**Exercise brief:** Exact reproduction is required for all entries.

::: Dataset entries

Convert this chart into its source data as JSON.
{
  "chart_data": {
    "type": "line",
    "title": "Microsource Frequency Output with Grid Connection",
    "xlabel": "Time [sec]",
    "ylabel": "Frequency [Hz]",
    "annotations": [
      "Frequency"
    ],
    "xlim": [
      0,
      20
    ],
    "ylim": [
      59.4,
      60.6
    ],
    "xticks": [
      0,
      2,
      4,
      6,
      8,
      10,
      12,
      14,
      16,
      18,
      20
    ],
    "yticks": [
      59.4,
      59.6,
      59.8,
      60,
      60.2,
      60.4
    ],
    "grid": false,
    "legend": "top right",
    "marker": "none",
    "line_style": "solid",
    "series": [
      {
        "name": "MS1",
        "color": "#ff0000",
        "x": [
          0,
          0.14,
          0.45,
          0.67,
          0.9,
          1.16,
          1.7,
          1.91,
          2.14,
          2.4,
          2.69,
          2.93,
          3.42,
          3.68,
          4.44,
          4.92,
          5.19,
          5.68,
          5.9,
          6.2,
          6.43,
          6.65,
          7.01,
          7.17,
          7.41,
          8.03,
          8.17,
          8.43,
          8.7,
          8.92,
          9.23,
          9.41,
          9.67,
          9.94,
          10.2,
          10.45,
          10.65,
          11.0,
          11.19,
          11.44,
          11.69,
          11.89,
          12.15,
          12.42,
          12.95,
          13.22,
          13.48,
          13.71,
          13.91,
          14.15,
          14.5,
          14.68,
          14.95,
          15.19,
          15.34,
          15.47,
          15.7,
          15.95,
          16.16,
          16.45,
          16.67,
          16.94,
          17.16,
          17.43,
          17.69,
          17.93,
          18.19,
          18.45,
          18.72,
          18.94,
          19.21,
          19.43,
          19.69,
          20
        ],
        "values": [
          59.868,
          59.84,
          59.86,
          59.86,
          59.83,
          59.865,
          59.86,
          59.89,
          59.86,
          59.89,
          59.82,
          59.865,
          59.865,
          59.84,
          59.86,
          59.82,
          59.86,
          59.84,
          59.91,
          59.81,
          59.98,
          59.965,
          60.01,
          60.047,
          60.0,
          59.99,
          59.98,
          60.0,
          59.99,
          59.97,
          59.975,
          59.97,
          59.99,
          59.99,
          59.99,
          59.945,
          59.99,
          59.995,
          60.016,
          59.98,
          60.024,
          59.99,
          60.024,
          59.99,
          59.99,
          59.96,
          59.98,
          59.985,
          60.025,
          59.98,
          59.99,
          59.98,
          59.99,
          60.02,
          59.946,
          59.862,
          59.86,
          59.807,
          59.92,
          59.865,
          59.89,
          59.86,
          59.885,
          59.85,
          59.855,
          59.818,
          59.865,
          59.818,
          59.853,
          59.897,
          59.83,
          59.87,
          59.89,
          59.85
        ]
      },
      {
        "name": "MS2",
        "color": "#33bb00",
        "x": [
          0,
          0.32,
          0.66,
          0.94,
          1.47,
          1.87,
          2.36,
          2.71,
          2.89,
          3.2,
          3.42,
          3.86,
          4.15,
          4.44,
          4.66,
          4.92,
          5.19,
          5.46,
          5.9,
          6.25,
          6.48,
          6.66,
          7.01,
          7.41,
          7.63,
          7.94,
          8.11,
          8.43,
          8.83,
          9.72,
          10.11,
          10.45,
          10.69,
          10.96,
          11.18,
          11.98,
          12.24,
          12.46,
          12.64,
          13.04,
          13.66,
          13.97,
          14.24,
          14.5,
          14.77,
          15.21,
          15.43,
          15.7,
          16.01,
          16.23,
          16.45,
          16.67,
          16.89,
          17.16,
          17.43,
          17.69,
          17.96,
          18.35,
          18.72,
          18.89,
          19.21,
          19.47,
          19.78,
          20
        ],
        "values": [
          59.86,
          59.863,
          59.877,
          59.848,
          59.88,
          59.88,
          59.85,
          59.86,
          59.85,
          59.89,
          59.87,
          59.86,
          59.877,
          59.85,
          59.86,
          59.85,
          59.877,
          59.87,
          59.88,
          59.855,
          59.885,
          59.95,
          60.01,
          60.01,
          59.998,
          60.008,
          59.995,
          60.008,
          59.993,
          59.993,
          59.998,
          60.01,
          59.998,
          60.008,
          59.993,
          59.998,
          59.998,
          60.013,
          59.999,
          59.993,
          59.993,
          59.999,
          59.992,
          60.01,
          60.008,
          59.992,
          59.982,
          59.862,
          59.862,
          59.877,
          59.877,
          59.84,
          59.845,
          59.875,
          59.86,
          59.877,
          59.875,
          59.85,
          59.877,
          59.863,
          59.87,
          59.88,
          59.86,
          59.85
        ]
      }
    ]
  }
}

::::::

**Solution to this exercise:**
Convert this chart into its source data as JSON.
{
  "chart_data": {
    "type": "line",
    "title": "Microsource Frequency Output with Grid Connection",
    "xlabel": "Time [sec]",
    "ylabel": "Frequency [Hz]",
    "annotations": [
      "Frequency"
    ],
    "xlim": [
      0,
      20
    ],
    "ylim": [
      59.4,
      60.6
    ],
    "xticks": [
      0,
      2,
      4,
      6,
      8,
      10,
      12,
      14,
      16,
      18,
      20
    ],
    "yticks": [
      59.4,
      59.6,
      59.8,
      60,
      60.2,
      60.4
    ],
    "grid": false,
    "legend": "top right",
    "marker": "none",
    "line_style": "solid",
    "series": [
      {
        "name": "MS1",
        "color": "#ff0000",
        "x": [
          0,
          0.14,
          0.45,
          0.67,
          0.9,
          1.16,
          1.7,
          1.91,
          2.14,
          2.4,
          2.69,
          2.93,
          3.42,
          3.68,
          4.44,
          4.92,
          5.19,
          5.68,
          5.9,
          6.2,
          6.43,
          6.65,
          7.01,
          7.17,
          7.41,
          8.03,
          8.17,
          8.43,
          8.7,
          8.92,
          9.23,
          9.41,
          9.67,
          9.94,
          10.2,
          10.45,
          10.65,
          11.0,
          11.19,
          11.44,
          11.69,
          11.89,
          12.15,
          12.42,
          12.95,
          13.22,
          13.48,
          13.71,
          13.91,
          14.15,
          14.5,
          14.68,
          14.95,
          15.19,
          15.34,
          15.47,
          15.7,
          15.95,
          16.16,
          16.45,
          16.67,
          16.94,
          17.16,
          17.43,
          17.69,
          17.93,
          18.19,
          18.45,
          18.72,
          18.94,
          19.21,
          19.43,
          19.69,
          20
        ],
        "values": [
          59.868,
          59.84,
          59.86,
          59.86,
          59.83,
          59.865,
          59.86,
          59.89,
          59.86,
          59.89,
          59.82,
          59.865,
          59.865,
          59.84,
          59.86,
          59.82,
          59.86,
          59.84,
          59.91,
          59.81,
          59.98,
          59.965,
          60.01,
          60.047,
          60.0,
          59.99,
          59.98,
          60.0,
          59.99,
          59.97,
          59.975,
          59.97,
          59.99,
          59.99,
          59.99,
          59.945,
          59.99,
          59.995,
          60.016,
          59.98,
          60.024,
          59.99,
          60.024,
          59.99,
          59.99,
          59.96,
          59.98,
          59.985,
          60.025,
          59.98,
          59.99,
          59.98,
          59.99,
          60.02,
          59.946,
          59.862,
          59.86,
          59.807,
          59.92,
          59.865,
          59.89,
          59.86,
          59.885,
          59.85,
          59.855,
          59.818,
          59.865,
          59.818,
          59.853,
          59.897,
          59.83,
          59.87,
          59.89,
          59.85
        ]
      },
      {
        "name": "MS2",
        "color": "#33bb00",
        "x": [
          0,
          0.32,
          0.66,
          0.94,
          1.47,
          1.87,
          2.36,
          2.71,
          2.89,
          3.2,
          3.42,
          3.86,
          4.15,
          4.44,
          4.66,
          4.92,
          5.19,
          5.46,
          5.9,
          6.25,
          6.48,
          6.66,
          7.01,
          7.41,
          7.63,
          7.94,
          8.11,
          8.43,
          8.83,
          9.72,
          10.11,
          10.45,
          10.69,
          10.96,
          11.18,
          11.98,
          12.24,
          12.46,
          12.64,
          13.04,
          13.66,
          13.97,
          14.24,
          14.5,
          14.77,
          15.21,
          15.43,
          15.7,
          16.01,
          16.23,
          16.45,
          16.67,
          16.89,
          17.16,
          17.43,
          17.69,
          17.96,
          18.35,
          18.72,
          18.89,
          19.21,
          19.47,
          19.78,
          20
        ],
        "values": [
          59.86,
          59.863,
          59.877,
          59.848,
          59.88,
          59.88,
          59.85,
          59.86,
          59.85,
          59.89,
          59.87,
          59.86,
          59.877,
          59.85,
          59.86,
          59.85,
          59.877,
          59.87,
          59.88,
          59.855,
          59.885,
          59.95,
          60.01,
          60.01,
          59.998,
          60.008,
          59.995,
          60.008,
          59.993,
          59.993,
          59.998,
          60.01,
          59.998,
          60.008,
          59.993,
          59.998,
          59.998,
          60.013,
          59.999,
          59.993,
          59.993,
          59.999,
          59.992,
          60.01,
          60.008,
          59.992,
          59.982,
          59.862,
          59.862,
          59.877,
          59.877,
          59.84,
          59.845,
          59.875,
          59.86,
          59.877,
          59.875,
          59.85,
          59.877,
          59.863,
          59.87,
          59.88,
          59.86,
          59.85
        ]
      }
    ]
  }
}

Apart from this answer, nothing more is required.